Records of element boxes:

· · ·

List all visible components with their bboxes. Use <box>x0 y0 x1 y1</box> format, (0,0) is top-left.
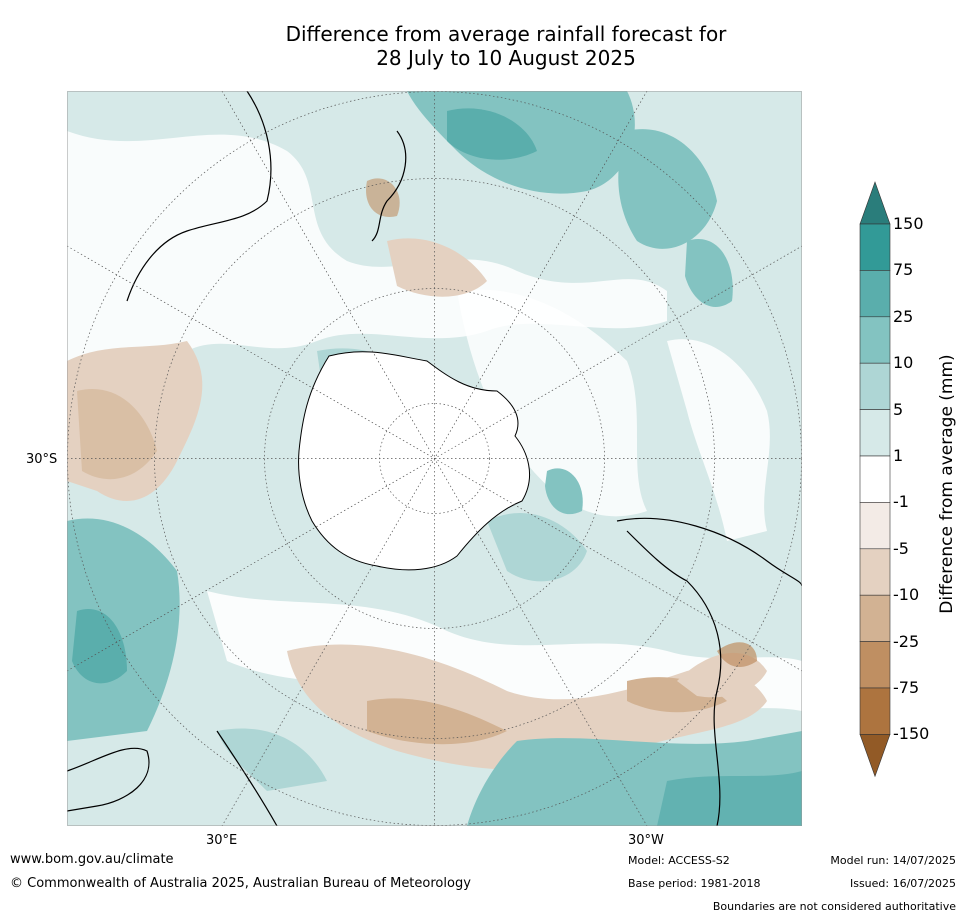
colorbar-tick-label: 25 <box>893 306 914 326</box>
colorbar-tick-label: 75 <box>893 260 914 280</box>
title-line-2: 28 July to 10 August 2025 <box>376 46 636 70</box>
colorbar-tick-label: -25 <box>893 631 920 651</box>
colorbar-tick-label: -150 <box>893 724 930 744</box>
colorbar-swatch <box>859 270 891 318</box>
colorbar-swatch <box>859 362 891 410</box>
title-line-1: Difference from average rainfall forecas… <box>285 22 727 46</box>
colorbar-swatch <box>859 502 891 550</box>
base-period-text: Base period: 1981-2018 <box>628 877 761 890</box>
lon-label-30w: 30°W <box>628 833 664 848</box>
colorbar-tick-label: 5 <box>893 399 904 419</box>
colorbar-tick-label: -1 <box>893 492 909 512</box>
colorbar-tick-label: 10 <box>893 353 914 373</box>
lon-label-30e: 30°E <box>206 833 238 848</box>
disclaimer-text: Boundaries are not considered authoritat… <box>712 900 956 913</box>
map-canvas <box>66 90 803 827</box>
colorbar-extend-bottom <box>859 734 891 778</box>
issued-text: Issued: 16/07/2025 <box>849 877 956 890</box>
colorbar-swatch <box>859 409 891 457</box>
colorbar-tick-label: -5 <box>893 538 909 558</box>
colorbar-tick-label: 1 <box>893 446 904 465</box>
colorbar-title: Difference from average (mm) <box>937 354 957 614</box>
colorbar-swatch <box>859 594 891 642</box>
colorbar-swatch <box>859 455 891 503</box>
model-run-text: Model run: 14/07/2025 <box>830 854 956 867</box>
map-title: Difference from average rainfall forecas… <box>0 22 965 70</box>
colorbar-swatch <box>859 641 891 689</box>
colorbar-extend-top <box>859 181 891 225</box>
colorbar-tick-label: -10 <box>893 585 920 605</box>
website-link[interactable]: www.bom.gov.au/climate <box>10 852 174 867</box>
rainfall-anomaly-map <box>66 90 803 827</box>
colorbar-swatch <box>859 548 891 596</box>
colorbar-swatch <box>859 223 891 271</box>
colorbar-tick-label: -75 <box>893 678 920 697</box>
lat-label-30s: 30°S <box>26 452 58 467</box>
colorbar <box>859 181 891 778</box>
copyright-text: © Commonwealth of Australia 2025, Austra… <box>10 876 471 891</box>
colorbar-tick-label: 150 <box>893 214 924 233</box>
colorbar-swatch <box>859 316 891 364</box>
colorbar-swatch <box>859 687 891 735</box>
model-text: Model: ACCESS-S2 <box>628 854 730 867</box>
colorbar-swatches <box>859 181 891 778</box>
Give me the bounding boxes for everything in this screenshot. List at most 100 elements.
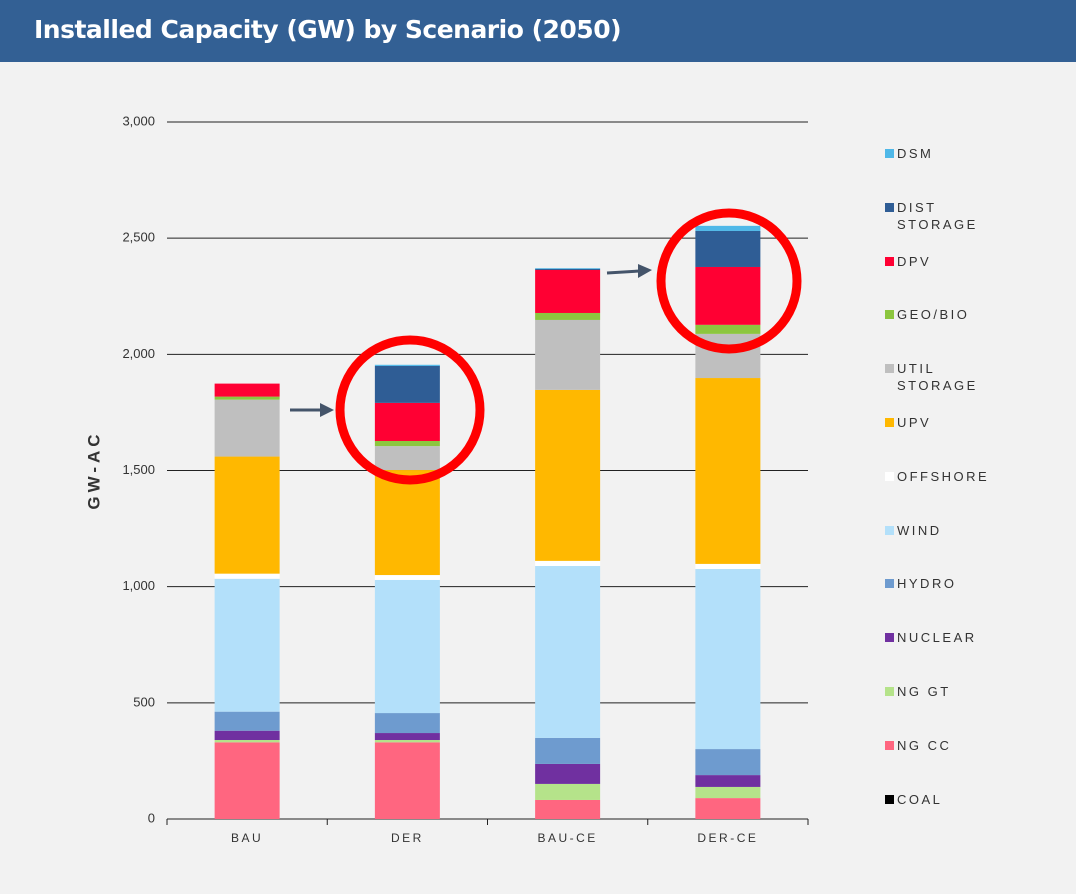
y-tick-label: 1,500 [122, 462, 155, 477]
bar-segment [695, 775, 761, 787]
x-tick-label: BAU [231, 831, 263, 845]
legend-item: DPV [885, 253, 1005, 270]
legend-swatch [885, 149, 894, 158]
bar-segment [374, 364, 440, 366]
legend-item: GEO/BIO [885, 306, 1005, 323]
bar-segment [374, 579, 440, 714]
bar-segment [535, 799, 601, 819]
legend-swatch [885, 310, 894, 320]
bar-segment [214, 711, 280, 731]
legend-swatch [885, 364, 894, 374]
bar-segment [374, 440, 440, 447]
bar-segment [535, 319, 601, 390]
legend-label: DSM [897, 146, 934, 161]
legend-label: WIND [897, 522, 942, 538]
bar-segment [214, 578, 280, 712]
y-tick-label: 2,500 [122, 230, 155, 245]
legend-label: UPV [897, 415, 932, 430]
legend-label: GEO/BIO [897, 307, 970, 323]
bar-segment [535, 737, 601, 764]
y-tick-label: 0 [148, 810, 155, 825]
bar-segment [695, 798, 761, 819]
x-tick-label: BAU-CE [537, 831, 597, 845]
bar-segment [695, 230, 761, 267]
legend-item: NG GT [885, 683, 1005, 700]
bar-segment [695, 563, 761, 570]
arrow-shaft [606, 269, 641, 275]
legend-item: DSM [885, 145, 1005, 162]
x-tick-label: DER-CE [697, 831, 758, 845]
legend-swatch [885, 740, 894, 750]
bar-segment [214, 399, 280, 457]
bar-segment [695, 225, 761, 231]
bar-segment [695, 324, 761, 334]
bar-segment [535, 268, 601, 269]
chart-title: Installed Capacity (GW) by Scenario (205… [34, 15, 622, 44]
legend-swatch [885, 794, 894, 804]
bar-segment [535, 269, 601, 313]
y-tick-label: 2,000 [122, 346, 155, 361]
legend-label: OFFSHORE [897, 468, 990, 484]
bar-segment [374, 446, 440, 471]
bar-segment [695, 266, 761, 325]
bar-segment [374, 365, 440, 403]
legend-swatch [885, 202, 894, 212]
bar-segment [695, 749, 761, 776]
legend-swatch [885, 418, 894, 427]
legend-label: NUCLEAR [897, 630, 977, 646]
legend-item: HYDRO [885, 575, 1005, 592]
bar-segment [214, 456, 280, 574]
bar-segment [214, 730, 280, 741]
legend-swatch [885, 256, 894, 266]
bar-segment [374, 733, 440, 741]
bar-segment [374, 402, 440, 441]
legend-swatch [885, 471, 894, 481]
legend-item: COAL [885, 791, 1005, 808]
legend-label: NG CC [897, 737, 952, 753]
legend-label: NG GT [897, 684, 951, 699]
bar-segment [374, 713, 440, 734]
legend-item: DIST STORAGE [885, 199, 1005, 233]
bar-segment [535, 783, 601, 800]
legend-item: UPV [885, 414, 1005, 431]
legend-label: UTIL STORAGE [897, 361, 978, 394]
highlight-circle [656, 208, 802, 354]
bar-segment [535, 389, 601, 561]
bar-segment [214, 383, 280, 397]
y-tick-label: 3,000 [122, 113, 155, 128]
legend-label: DPV [897, 253, 932, 269]
arrow-head [320, 403, 334, 417]
legend-item: OFFSHORE [885, 468, 1005, 485]
y-axis-title: GW-AC [84, 430, 103, 509]
bar-segment [535, 560, 601, 566]
bar-segment [695, 378, 761, 564]
bar-segment [374, 742, 440, 819]
legend-label: DIST STORAGE [897, 199, 978, 232]
annotations [290, 208, 802, 485]
bar-segment [374, 470, 440, 576]
y-tick-label: 500 [133, 694, 155, 709]
bar-segment [535, 565, 601, 738]
bar-segment [695, 569, 761, 750]
legend-item: NUCLEAR [885, 629, 1005, 646]
legend-label: COAL [897, 791, 943, 807]
legend-swatch [885, 525, 894, 535]
arrow-head [638, 264, 652, 278]
legend-swatch [885, 579, 894, 589]
legend-swatch [885, 633, 894, 643]
bar-segment [535, 763, 601, 784]
x-tick-label: DER [391, 831, 424, 845]
bar-segment [214, 396, 280, 400]
bar-segment [214, 742, 280, 819]
bar-segment [535, 268, 601, 270]
legend-item: WIND [885, 522, 1005, 539]
bar-segment [695, 786, 761, 799]
y-tick-label: 1,000 [122, 578, 155, 593]
bar-segment [214, 740, 280, 743]
legend-swatch [885, 687, 894, 696]
bar-segment [374, 575, 440, 580]
bar-segment [374, 740, 440, 743]
legend-item: UTIL STORAGE [885, 360, 1005, 394]
bar-segment [535, 312, 601, 320]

· · ·

### YOUR OBJECTIVE
Rewrite everything from the line containing "y-tick-label: 1,500 [122, 462, 155, 477]" down to the line containing "legend-label: DSM [897, 146, 934, 161]" as a Markdown table with the columns Number and Line, skipping any blank lines.

### COMPLETED TASK
| Number | Line |
|---|---|
| 1 | y-tick-label: 1,500 [122, 462, 155, 477] |
| 2 | bar-segment [695, 775, 761, 787] |
| 3 | x-tick-label: BAU [231, 831, 263, 845] |
| 4 | legend-item: DPV [885, 253, 1005, 270] |
| 5 | legend-swatch [885, 149, 894, 158] |
| 6 | bar-segment [374, 364, 440, 366] |
| 7 | legend-item: GEO/BIO [885, 306, 1005, 323] |
| 8 | bar-segment [374, 579, 440, 714] |
| 9 | bar-segment [535, 799, 601, 819] |
| 10 | legend-swatch [885, 310, 894, 320] |
| 11 | bar-segment [214, 711, 280, 731] |
| 12 | legend-swatch [885, 364, 894, 374] |
| 13 | bar-segment [374, 440, 440, 447] |
| 14 | bar-segment [535, 319, 601, 390] |
| 15 | legend-label: DSM [897, 146, 934, 161] |